DATA:
──────────

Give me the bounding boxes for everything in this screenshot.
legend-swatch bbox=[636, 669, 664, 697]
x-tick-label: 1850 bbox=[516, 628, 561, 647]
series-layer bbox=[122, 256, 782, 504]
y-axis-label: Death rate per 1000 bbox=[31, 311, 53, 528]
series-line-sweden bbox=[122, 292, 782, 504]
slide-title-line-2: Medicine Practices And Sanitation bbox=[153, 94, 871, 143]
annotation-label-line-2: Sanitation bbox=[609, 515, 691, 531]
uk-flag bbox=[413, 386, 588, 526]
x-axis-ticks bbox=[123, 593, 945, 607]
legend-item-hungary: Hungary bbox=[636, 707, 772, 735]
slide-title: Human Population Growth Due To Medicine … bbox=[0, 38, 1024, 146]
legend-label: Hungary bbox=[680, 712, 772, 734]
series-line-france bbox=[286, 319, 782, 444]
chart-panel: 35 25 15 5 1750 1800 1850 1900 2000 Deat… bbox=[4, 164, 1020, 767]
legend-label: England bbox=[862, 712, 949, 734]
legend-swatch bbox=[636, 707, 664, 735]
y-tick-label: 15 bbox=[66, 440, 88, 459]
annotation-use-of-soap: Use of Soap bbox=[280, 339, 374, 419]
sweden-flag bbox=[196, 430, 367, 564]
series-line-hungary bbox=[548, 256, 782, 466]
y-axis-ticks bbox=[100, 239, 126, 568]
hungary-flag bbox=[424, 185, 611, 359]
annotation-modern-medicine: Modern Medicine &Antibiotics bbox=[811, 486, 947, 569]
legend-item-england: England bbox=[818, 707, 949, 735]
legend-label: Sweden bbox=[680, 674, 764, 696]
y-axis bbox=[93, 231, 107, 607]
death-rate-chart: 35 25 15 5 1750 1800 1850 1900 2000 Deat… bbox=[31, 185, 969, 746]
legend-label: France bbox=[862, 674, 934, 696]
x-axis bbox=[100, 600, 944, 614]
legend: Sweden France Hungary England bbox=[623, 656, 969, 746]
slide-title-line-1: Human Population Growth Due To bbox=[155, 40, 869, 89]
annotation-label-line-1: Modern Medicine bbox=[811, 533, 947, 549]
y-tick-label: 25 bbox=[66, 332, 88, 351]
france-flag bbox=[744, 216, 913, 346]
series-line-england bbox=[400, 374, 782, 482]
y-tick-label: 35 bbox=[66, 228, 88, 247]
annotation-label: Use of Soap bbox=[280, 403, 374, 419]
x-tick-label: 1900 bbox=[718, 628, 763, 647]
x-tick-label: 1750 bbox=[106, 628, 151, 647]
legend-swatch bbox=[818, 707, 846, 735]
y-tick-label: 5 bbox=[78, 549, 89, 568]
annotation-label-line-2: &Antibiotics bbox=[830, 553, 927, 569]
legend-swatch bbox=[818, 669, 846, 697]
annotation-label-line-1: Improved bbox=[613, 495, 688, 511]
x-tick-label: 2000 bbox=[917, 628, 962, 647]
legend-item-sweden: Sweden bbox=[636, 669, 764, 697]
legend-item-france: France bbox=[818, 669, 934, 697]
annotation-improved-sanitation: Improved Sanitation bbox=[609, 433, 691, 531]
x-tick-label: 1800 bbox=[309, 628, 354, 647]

──────────

GIVEN INSTRUCTION:
Please rewrite the lines from the start through the line containing "y-tick-label: 15 bbox=[66, 440, 88, 459]", inclusive, replacing "Sanitation" with "Hygiene" and leaving everything else unchanged.

IN RESPONSE:
Give me the bounding boxes for everything in this screenshot.
legend-swatch bbox=[636, 669, 664, 697]
x-tick-label: 1850 bbox=[516, 628, 561, 647]
series-layer bbox=[122, 256, 782, 504]
y-axis-label: Death rate per 1000 bbox=[31, 311, 53, 528]
series-line-sweden bbox=[122, 292, 782, 504]
slide-title-line-2: Medicine Practices And Hygiene bbox=[153, 94, 871, 143]
annotation-label-line-2: Hygiene bbox=[609, 515, 691, 531]
uk-flag bbox=[413, 386, 588, 526]
x-axis-ticks bbox=[123, 593, 945, 607]
legend-item-hungary: Hungary bbox=[636, 707, 772, 735]
slide-title: Human Population Growth Due To Medicine … bbox=[0, 38, 1024, 146]
legend-label: Hungary bbox=[680, 712, 772, 734]
series-line-france bbox=[286, 319, 782, 444]
chart-panel: 35 25 15 5 1750 1800 1850 1900 2000 Deat… bbox=[4, 164, 1020, 767]
legend-label: England bbox=[862, 712, 949, 734]
legend-swatch bbox=[636, 707, 664, 735]
y-tick-label: 15 bbox=[66, 440, 88, 459]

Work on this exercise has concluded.